• Problem details
Count the lines of the material below that contain the string "operator", treating uppercase and lowercase as different. Give only the number.

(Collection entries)
────

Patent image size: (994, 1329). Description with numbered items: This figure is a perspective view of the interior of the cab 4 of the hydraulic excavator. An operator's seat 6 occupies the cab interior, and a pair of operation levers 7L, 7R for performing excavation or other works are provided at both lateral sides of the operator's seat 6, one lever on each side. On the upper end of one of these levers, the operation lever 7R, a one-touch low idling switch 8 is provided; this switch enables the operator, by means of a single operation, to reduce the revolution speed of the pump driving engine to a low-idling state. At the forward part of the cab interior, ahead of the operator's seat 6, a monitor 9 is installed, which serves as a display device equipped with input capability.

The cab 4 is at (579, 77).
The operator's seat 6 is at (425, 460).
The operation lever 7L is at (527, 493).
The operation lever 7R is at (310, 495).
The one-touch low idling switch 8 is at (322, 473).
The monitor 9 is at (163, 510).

────

• Solution to the exercise
2